**To be done:**
Select lines where the word "nAdopted" appears.
-- START OF Available data --
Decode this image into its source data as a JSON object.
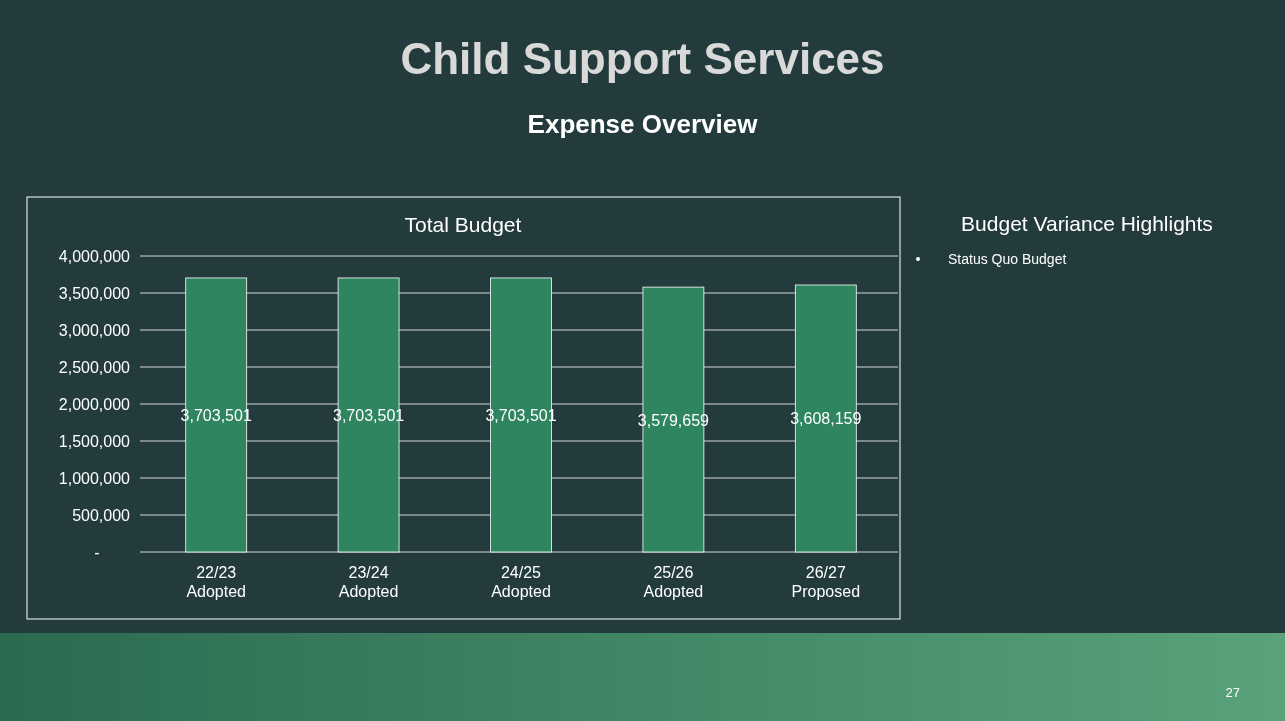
{
  "chart_data": {
    "type": "bar",
    "title": "Total Budget",
    "annotations": [
      "Child Support Services",
      "Expense Overview",
      "Budget Variance Highlights",
      "Status Quo Budget",
      "27"
    ],
    "categories": [
      "22/23\nAdopted",
      "23/24\nAdopted",
      "24/25\nAdopted",
      "25/26\nAdopted",
      "26/27\nProposed"
    ],
    "values": [
      3703501,
      3703501,
      3703501,
      3579659,
      3608159
    ],
    "color": "#2e8560",
    "ylim": [
      0,
      4000000
    ],
    "yticks": [
      {
        "value": 0,
        "label": "-"
      },
      {
        "value": 500000,
        "label": "500,000"
      },
      {
        "value": 1000000,
        "label": "1,000,000"
      },
      {
        "value": 1500000,
        "label": "1,500,000"
      },
      {
        "value": 2000000,
        "label": "2,000,000"
      },
      {
        "value": 2500000,
        "label": "2,500,000"
      },
      {
        "value": 3000000,
        "label": "3,000,000"
      },
      {
        "value": 3500000,
        "label": "3,500,000"
      },
      {
        "value": 4000000,
        "label": "4,000,000"
      }
    ],
    "value_labels": [
      "3,703,501",
      "3,703,501",
      "3,703,501",
      "3,579,659",
      "3,608,159"
    ],
    "grid": "y"
  }
}
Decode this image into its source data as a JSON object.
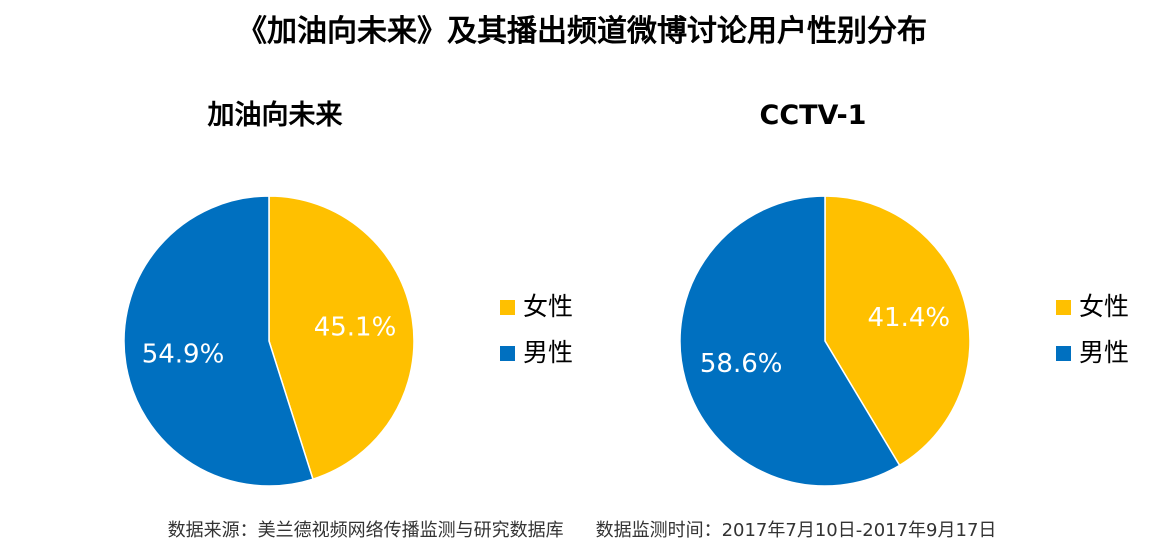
{
  "title": "《加油向未来》及其播出频道微博讨论用户性别分布",
  "source_text": "数据来源：美兰德视频网络传播监测与研究数据库",
  "date_text": "数据监测时间：2017年7月10日-2017年9月17日",
  "colors": {
    "female": "#FFC000",
    "male": "#0070C0"
  },
  "chart_data": [
    {
      "type": "pie",
      "title": "加油向未来",
      "categories": [
        "女性",
        "男性"
      ],
      "values": [
        45.1,
        54.9
      ],
      "labels": [
        "45.1%",
        "54.9%"
      ],
      "legend": [
        "女性",
        "男性"
      ],
      "legend_position": "right"
    },
    {
      "type": "pie",
      "title": "CCTV-1",
      "categories": [
        "女性",
        "男性"
      ],
      "values": [
        41.4,
        58.6
      ],
      "labels": [
        "41.4%",
        "58.6%"
      ],
      "legend": [
        "女性",
        "男性"
      ],
      "legend_position": "right"
    }
  ]
}
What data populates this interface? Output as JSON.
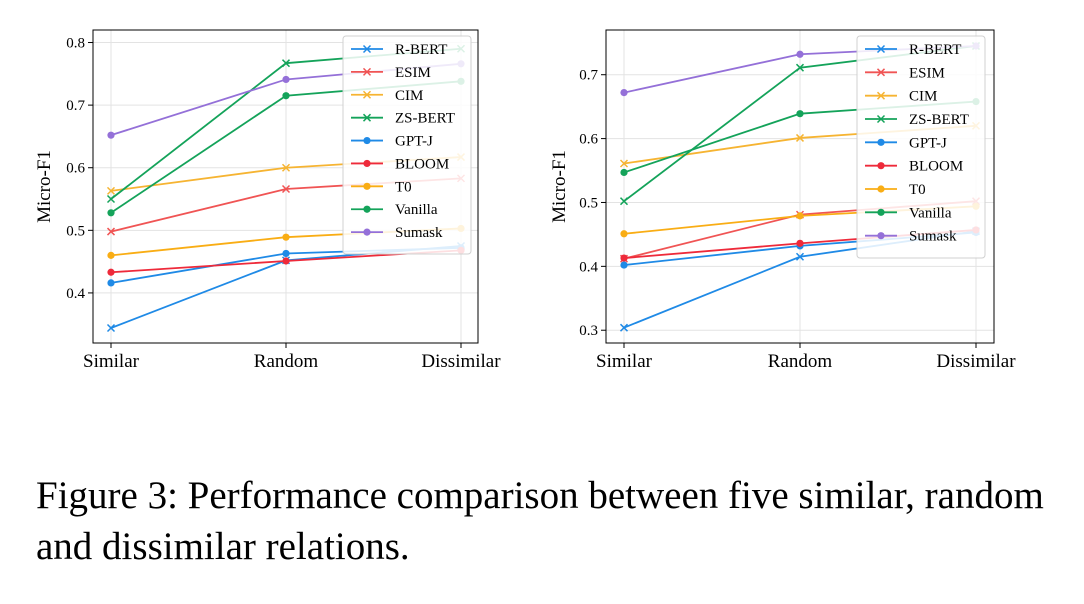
{
  "figure": {
    "caption": "Figure 3: Performance comparison between five similar, random and dissimilar relations."
  },
  "chart_data": [
    {
      "type": "line",
      "categories": [
        "Similar",
        "Random",
        "Dissimilar"
      ],
      "xlabel": "",
      "ylabel": "Micro-F1",
      "ylim": [
        0.32,
        0.82
      ],
      "yticks": [
        0.4,
        0.5,
        0.6,
        0.7,
        0.8
      ],
      "ytick_labels": [
        "0.4",
        "0.5",
        "0.6",
        "0.7",
        "0.8"
      ],
      "grid": true,
      "legend_position": "top-right",
      "series": [
        {
          "name": "R-BERT",
          "color": "#1f8ae6",
          "marker": "x",
          "values": [
            0.344,
            0.452,
            0.475
          ]
        },
        {
          "name": "ESIM",
          "color": "#f05454",
          "marker": "x",
          "values": [
            0.498,
            0.566,
            0.583
          ]
        },
        {
          "name": "CIM",
          "color": "#f6b432",
          "marker": "x",
          "values": [
            0.563,
            0.6,
            0.617
          ]
        },
        {
          "name": "ZS-BERT",
          "color": "#14a35a",
          "marker": "x",
          "values": [
            0.55,
            0.767,
            0.79
          ]
        },
        {
          "name": "GPT-J",
          "color": "#1f8ae6",
          "marker": "o",
          "values": [
            0.416,
            0.463,
            0.472
          ]
        },
        {
          "name": "BLOOM",
          "color": "#ee2a3a",
          "marker": "o",
          "values": [
            0.433,
            0.451,
            0.468
          ]
        },
        {
          "name": "T0",
          "color": "#f9ad14",
          "marker": "o",
          "values": [
            0.46,
            0.489,
            0.503
          ]
        },
        {
          "name": "Vanilla",
          "color": "#14a35a",
          "marker": "o",
          "values": [
            0.528,
            0.715,
            0.738
          ]
        },
        {
          "name": "Sumask",
          "color": "#9470d8",
          "marker": "o",
          "values": [
            0.652,
            0.741,
            0.766
          ]
        }
      ]
    },
    {
      "type": "line",
      "categories": [
        "Similar",
        "Random",
        "Dissimilar"
      ],
      "xlabel": "",
      "ylabel": "Micro-F1",
      "ylim": [
        0.28,
        0.77
      ],
      "yticks": [
        0.3,
        0.4,
        0.5,
        0.6,
        0.7
      ],
      "ytick_labels": [
        "0.3",
        "0.4",
        "0.5",
        "0.6",
        "0.7"
      ],
      "grid": true,
      "legend_position": "top-right",
      "series": [
        {
          "name": "R-BERT",
          "color": "#1f8ae6",
          "marker": "x",
          "values": [
            0.304,
            0.415,
            0.455
          ]
        },
        {
          "name": "ESIM",
          "color": "#f05454",
          "marker": "x",
          "values": [
            0.412,
            0.481,
            0.502
          ]
        },
        {
          "name": "CIM",
          "color": "#f6b432",
          "marker": "x",
          "values": [
            0.561,
            0.601,
            0.62
          ]
        },
        {
          "name": "ZS-BERT",
          "color": "#14a35a",
          "marker": "x",
          "values": [
            0.502,
            0.711,
            0.745
          ]
        },
        {
          "name": "GPT-J",
          "color": "#1f8ae6",
          "marker": "o",
          "values": [
            0.402,
            0.432,
            0.453
          ]
        },
        {
          "name": "BLOOM",
          "color": "#ee2a3a",
          "marker": "o",
          "values": [
            0.413,
            0.436,
            0.457
          ]
        },
        {
          "name": "T0",
          "color": "#f9ad14",
          "marker": "o",
          "values": [
            0.451,
            0.479,
            0.494
          ]
        },
        {
          "name": "Vanilla",
          "color": "#14a35a",
          "marker": "o",
          "values": [
            0.547,
            0.639,
            0.658
          ]
        },
        {
          "name": "Sumask",
          "color": "#9470d8",
          "marker": "o",
          "values": [
            0.672,
            0.732,
            0.745
          ]
        }
      ]
    }
  ]
}
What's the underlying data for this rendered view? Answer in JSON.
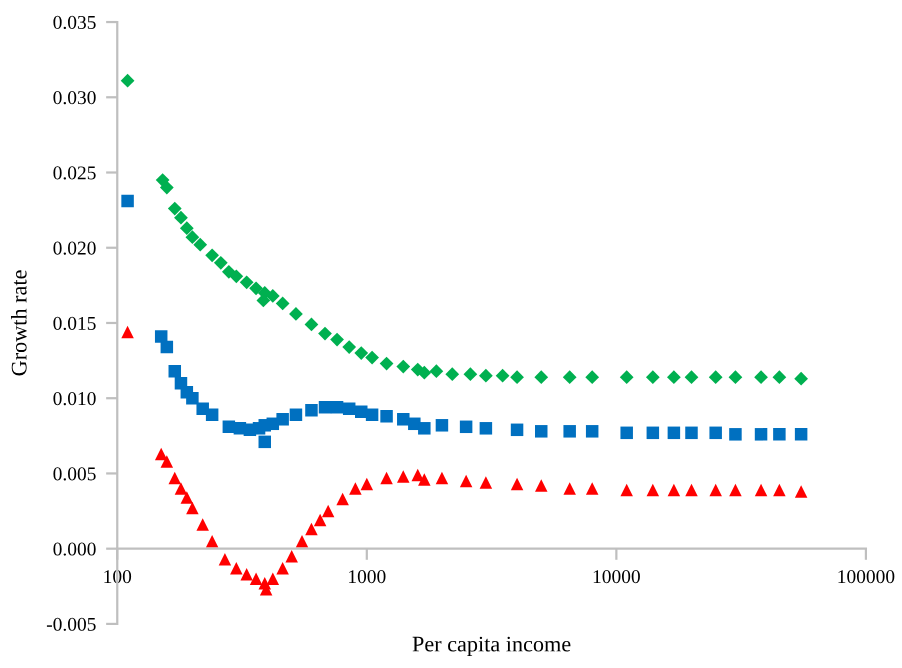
{
  "chart_data": {
    "type": "scatter",
    "xlabel": "Per capita income",
    "ylabel": "Growth rate",
    "log": "x",
    "grid": false,
    "xlim": [
      100,
      100000
    ],
    "xticks": [
      100,
      1000,
      10000,
      100000
    ],
    "ylim": [
      -0.005,
      0.035
    ],
    "yticks": [
      {
        "value": -0.005,
        "label": "-0.005"
      },
      {
        "value": 0.0,
        "label": "0.000"
      },
      {
        "value": 0.005,
        "label": "0.005"
      },
      {
        "value": 0.01,
        "label": "0.010"
      },
      {
        "value": 0.015,
        "label": "0.015"
      },
      {
        "value": 0.02,
        "label": "0.020"
      },
      {
        "value": 0.025,
        "label": "0.025"
      },
      {
        "value": 0.03,
        "label": "0.030"
      },
      {
        "value": 0.035,
        "label": "0.035"
      }
    ],
    "series": [
      {
        "color": "#00b050",
        "marker": "diamond",
        "x": [
          110,
          152,
          158,
          170,
          180,
          190,
          200,
          215,
          240,
          260,
          280,
          300,
          330,
          360,
          390,
          385,
          420,
          460,
          520,
          600,
          680,
          760,
          850,
          950,
          1050,
          1200,
          1400,
          1600,
          1700,
          1900,
          2200,
          2600,
          3000,
          3500,
          4000,
          5000,
          6500,
          8000,
          11000,
          14000,
          17000,
          20000,
          25000,
          30000,
          38000,
          45000,
          55000
        ],
        "values": [
          0.0311,
          0.0245,
          0.024,
          0.0226,
          0.022,
          0.0213,
          0.0207,
          0.0202,
          0.0195,
          0.019,
          0.0184,
          0.0181,
          0.0177,
          0.0173,
          0.017,
          0.0165,
          0.0168,
          0.0163,
          0.0156,
          0.0149,
          0.0143,
          0.0139,
          0.0134,
          0.013,
          0.0127,
          0.0123,
          0.0121,
          0.0119,
          0.0117,
          0.0118,
          0.0116,
          0.0116,
          0.0115,
          0.0115,
          0.0114,
          0.0114,
          0.0114,
          0.0114,
          0.0114,
          0.0114,
          0.0114,
          0.0114,
          0.0114,
          0.0114,
          0.0114,
          0.0114,
          0.0113
        ]
      },
      {
        "color": "#0070c0",
        "marker": "square",
        "x": [
          110,
          150,
          158,
          170,
          180,
          190,
          200,
          220,
          240,
          280,
          310,
          340,
          370,
          390,
          390,
          420,
          460,
          520,
          600,
          680,
          760,
          850,
          950,
          1050,
          1200,
          1400,
          1550,
          1700,
          2000,
          2500,
          3000,
          4000,
          5000,
          6500,
          8000,
          11000,
          14000,
          17000,
          20000,
          25000,
          30000,
          38000,
          45000,
          55000
        ],
        "values": [
          0.0231,
          0.0141,
          0.0134,
          0.0118,
          0.011,
          0.0104,
          0.01,
          0.0093,
          0.0089,
          0.0081,
          0.008,
          0.0079,
          0.008,
          0.0082,
          0.0071,
          0.0083,
          0.0086,
          0.0089,
          0.0092,
          0.0094,
          0.0094,
          0.0093,
          0.0091,
          0.0089,
          0.0088,
          0.0086,
          0.0083,
          0.008,
          0.0082,
          0.0081,
          0.008,
          0.0079,
          0.0078,
          0.0078,
          0.0078,
          0.0077,
          0.0077,
          0.0077,
          0.0077,
          0.0077,
          0.0076,
          0.0076,
          0.0076,
          0.0076
        ]
      },
      {
        "color": "#ff0000",
        "marker": "triangle",
        "x": [
          110,
          150,
          158,
          170,
          180,
          190,
          200,
          220,
          240,
          270,
          300,
          330,
          360,
          390,
          395,
          420,
          460,
          500,
          550,
          600,
          650,
          700,
          800,
          900,
          1000,
          1200,
          1400,
          1600,
          1700,
          2000,
          2500,
          3000,
          4000,
          5000,
          6500,
          8000,
          11000,
          14000,
          17000,
          20000,
          25000,
          30000,
          38000,
          45000,
          55000
        ],
        "values": [
          0.0144,
          0.0063,
          0.0058,
          0.0047,
          0.004,
          0.0034,
          0.0027,
          0.0016,
          0.0005,
          -0.0007,
          -0.0013,
          -0.0017,
          -0.002,
          -0.0023,
          -0.0027,
          -0.002,
          -0.0013,
          -0.0005,
          0.0005,
          0.0013,
          0.0019,
          0.0025,
          0.0033,
          0.004,
          0.0043,
          0.0047,
          0.0048,
          0.0049,
          0.0046,
          0.0047,
          0.0045,
          0.0044,
          0.0043,
          0.0042,
          0.004,
          0.004,
          0.0039,
          0.0039,
          0.0039,
          0.0039,
          0.0039,
          0.0039,
          0.0039,
          0.0039,
          0.0038
        ]
      }
    ]
  }
}
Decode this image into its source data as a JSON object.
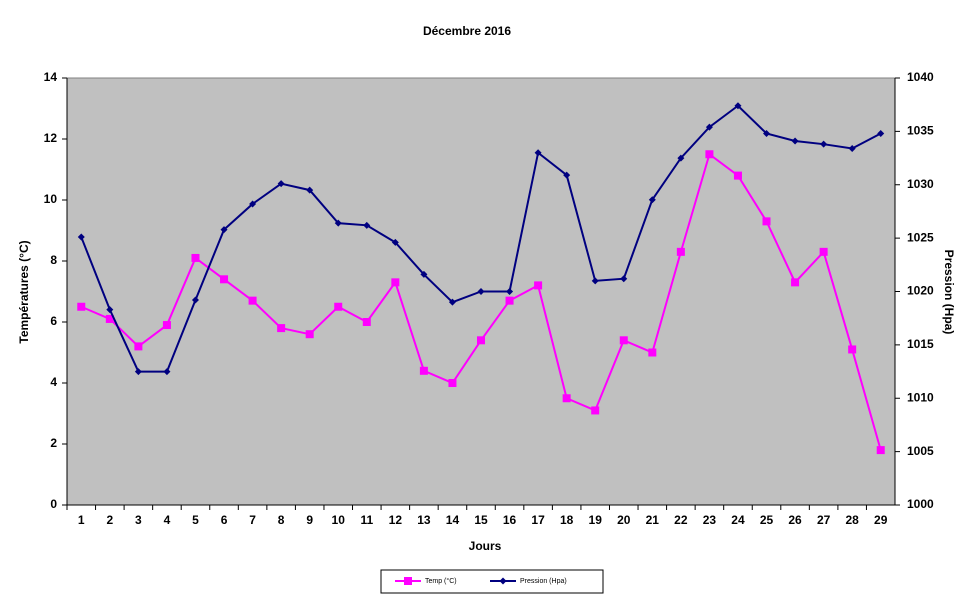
{
  "chart_data": {
    "type": "line",
    "title": "Décembre 2016",
    "x_label": "Jours",
    "y_label": "Températures (°C)",
    "y2_label": "Pression (Hpa)",
    "categories": [
      "1",
      "2",
      "3",
      "4",
      "5",
      "6",
      "7",
      "8",
      "9",
      "10",
      "11",
      "12",
      "13",
      "14",
      "15",
      "16",
      "17",
      "18",
      "19",
      "20",
      "21",
      "22",
      "23",
      "24",
      "25",
      "26",
      "27",
      "28",
      "29"
    ],
    "series": [
      {
        "name": "Temp (°C)",
        "color": "#ff00ff",
        "marker": "square",
        "values": [
          6.5,
          6.1,
          5.2,
          5.9,
          8.1,
          7.4,
          6.7,
          5.8,
          5.6,
          6.5,
          6.0,
          7.3,
          4.4,
          4.0,
          5.4,
          6.7,
          7.2,
          3.5,
          3.1,
          5.4,
          5.0,
          8.3,
          11.5,
          10.8,
          9.3,
          7.3,
          8.3,
          5.1,
          1.8
        ]
      },
      {
        "name": "Pression (Hpa)",
        "color": "#000080",
        "marker": "diamond",
        "axis": "y2",
        "values": [
          1025.1,
          1018.3,
          1012.5,
          1012.5,
          1019.2,
          1025.8,
          1028.2,
          1030.1,
          1029.5,
          1026.4,
          1026.2,
          1024.6,
          1021.6,
          1019.0,
          1020.0,
          1020.0,
          1033.0,
          1030.9,
          1021.0,
          1021.2,
          1028.6,
          1032.5,
          1035.4,
          1037.4,
          1034.8,
          1034.1,
          1033.8,
          1033.4,
          1034.8
        ]
      }
    ],
    "ylim": [
      0,
      14
    ],
    "yticks": [
      0,
      2,
      4,
      6,
      8,
      10,
      12,
      14
    ],
    "y2lim": [
      1000,
      1040
    ],
    "y2ticks": [
      1000,
      1005,
      1010,
      1015,
      1020,
      1025,
      1030,
      1035,
      1040
    ],
    "plot_background": "#c0c0c0",
    "legend": "bottom"
  }
}
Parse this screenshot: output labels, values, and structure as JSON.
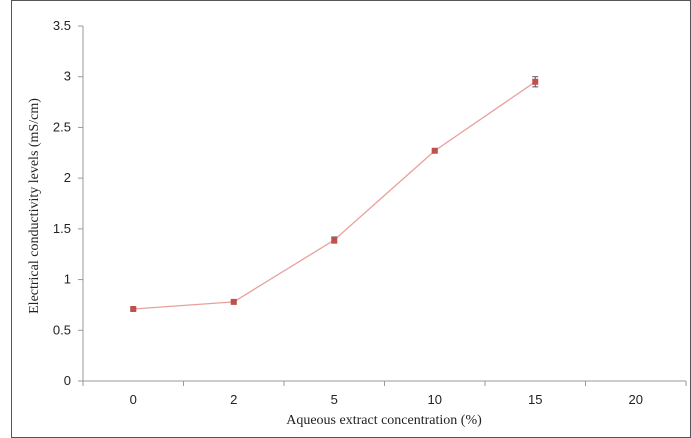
-- END OF Available data --
**Expected answer:**
      "22/23\nAdopted",
      "23/24\nAdopted",
      "24/25\nAdopted",
      "25/26\nAdopted",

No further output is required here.